--- Start of Exercise inputs ---

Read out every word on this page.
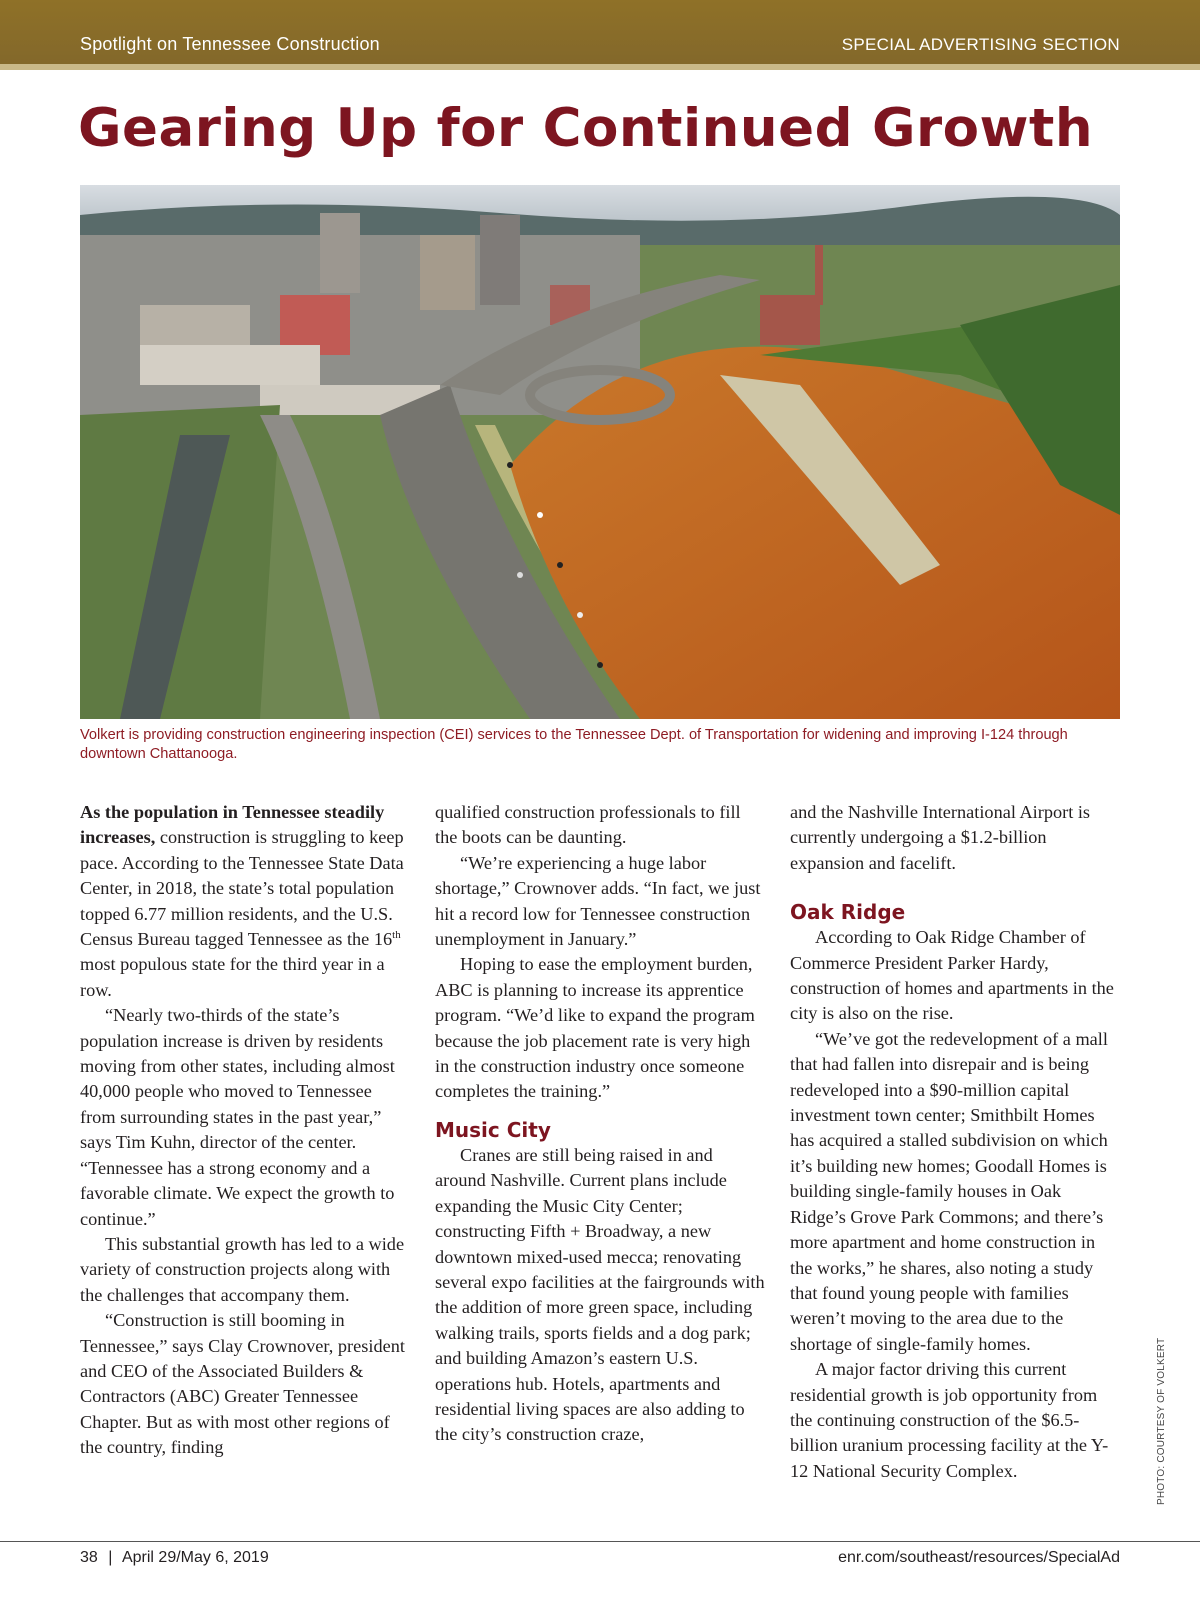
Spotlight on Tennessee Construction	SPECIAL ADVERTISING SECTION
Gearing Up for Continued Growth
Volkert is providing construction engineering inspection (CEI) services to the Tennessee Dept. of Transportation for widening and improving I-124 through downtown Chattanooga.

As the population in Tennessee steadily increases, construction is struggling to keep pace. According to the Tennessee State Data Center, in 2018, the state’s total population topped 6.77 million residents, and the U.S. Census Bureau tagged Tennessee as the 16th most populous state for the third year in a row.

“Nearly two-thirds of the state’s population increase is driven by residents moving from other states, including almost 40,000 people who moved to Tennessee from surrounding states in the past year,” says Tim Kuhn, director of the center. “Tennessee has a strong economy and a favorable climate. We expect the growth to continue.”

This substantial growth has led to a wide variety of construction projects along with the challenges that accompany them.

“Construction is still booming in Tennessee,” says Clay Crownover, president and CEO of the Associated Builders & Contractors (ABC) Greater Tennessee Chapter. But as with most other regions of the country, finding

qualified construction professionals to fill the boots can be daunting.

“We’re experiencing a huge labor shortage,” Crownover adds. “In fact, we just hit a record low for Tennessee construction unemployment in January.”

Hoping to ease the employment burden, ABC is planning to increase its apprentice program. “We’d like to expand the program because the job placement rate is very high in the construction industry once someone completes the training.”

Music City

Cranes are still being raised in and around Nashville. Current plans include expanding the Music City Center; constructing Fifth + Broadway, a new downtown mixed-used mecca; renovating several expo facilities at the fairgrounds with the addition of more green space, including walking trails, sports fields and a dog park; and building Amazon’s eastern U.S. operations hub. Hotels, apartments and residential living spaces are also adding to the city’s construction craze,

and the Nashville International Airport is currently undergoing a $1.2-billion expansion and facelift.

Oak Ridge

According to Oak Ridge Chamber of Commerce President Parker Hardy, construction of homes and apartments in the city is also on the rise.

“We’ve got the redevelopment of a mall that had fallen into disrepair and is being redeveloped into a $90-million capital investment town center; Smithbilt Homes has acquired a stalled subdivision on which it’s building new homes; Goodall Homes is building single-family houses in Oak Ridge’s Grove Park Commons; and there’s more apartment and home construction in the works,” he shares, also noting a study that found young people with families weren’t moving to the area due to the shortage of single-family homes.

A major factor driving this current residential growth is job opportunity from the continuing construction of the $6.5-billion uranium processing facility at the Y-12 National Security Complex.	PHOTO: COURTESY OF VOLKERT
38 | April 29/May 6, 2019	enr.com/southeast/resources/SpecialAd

--- End of Exercise inputs ---

Quote every entry exactly, with the pictures omitted.

Read out every word on this page.
Spotlight on Tennessee Construction	SPECIAL ADVERTISING SECTION
Gearing Up for Continued Growth
Volkert is providing construction engineering inspection (CEI) services to the Tennessee Dept. of Transportation for widening and improving I-124 through downtown Chattanooga.

As the population in Tennessee steadily increases, construction is struggling to keep pace. According to the Tennessee State Data Center, in 2018, the state’s total population topped 6.77 million residents, and the U.S. Census Bureau tagged Tennessee as the 16th most populous state for the third year in a row.

“Nearly two-thirds of the state’s population increase is driven by residents moving from other states, including almost 40,000 people who moved to Tennessee from surrounding states in the past year,” says Tim Kuhn, director of the center. “Tennessee has a strong economy and a favorable climate. We expect the growth to continue.”

This substantial growth has led to a wide variety of construction projects along with the challenges that accompany them.

“Construction is still booming in Tennessee,” says Clay Crownover, president and CEO of the Associated Builders & Contractors (ABC) Greater Tennessee Chapter. But as with most other regions of the country, finding

qualified construction professionals to fill the boots can be daunting.

“We’re experiencing a huge labor shortage,” Crownover adds. “In fact, we just hit a record low for Tennessee construction unemployment in January.”

Hoping to ease the employment burden, ABC is planning to increase its apprentice program. “We’d like to expand the program because the job placement rate is very high in the construction industry once someone completes the training.”

Music City

Cranes are still being raised in and around Nashville. Current plans include expanding the Music City Center; constructing Fifth + Broadway, a new downtown mixed-used mecca; renovating several expo facilities at the fairgrounds with the addition of more green space, including walking trails, sports fields and a dog park; and building Amazon’s eastern U.S. operations hub. Hotels, apartments and residential living spaces are also adding to the city’s construction craze,

and the Nashville International Airport is currently undergoing a $1.2-billion expansion and facelift.

Oak Ridge

According to Oak Ridge Chamber of Commerce President Parker Hardy, construction of homes and apartments in the city is also on the rise.

“We’ve got the redevelopment of a mall that had fallen into disrepair and is being redeveloped into a $90-million capital investment town center; Smithbilt Homes has acquired a stalled subdivision on which it’s building new homes; Goodall Homes is building single-family houses in Oak Ridge’s Grove Park Commons; and there’s more apartment and home construction in the works,” he shares, also noting a study that found young people with families weren’t moving to the area due to the shortage of single-family homes.

A major factor driving this current residential growth is job opportunity from the continuing construction of the $6.5-billion uranium processing facility at the Y-12 National Security Complex.	PHOTO: COURTESY OF VOLKERT
38 | April 29/May 6, 2019	enr.com/southeast/resources/SpecialAd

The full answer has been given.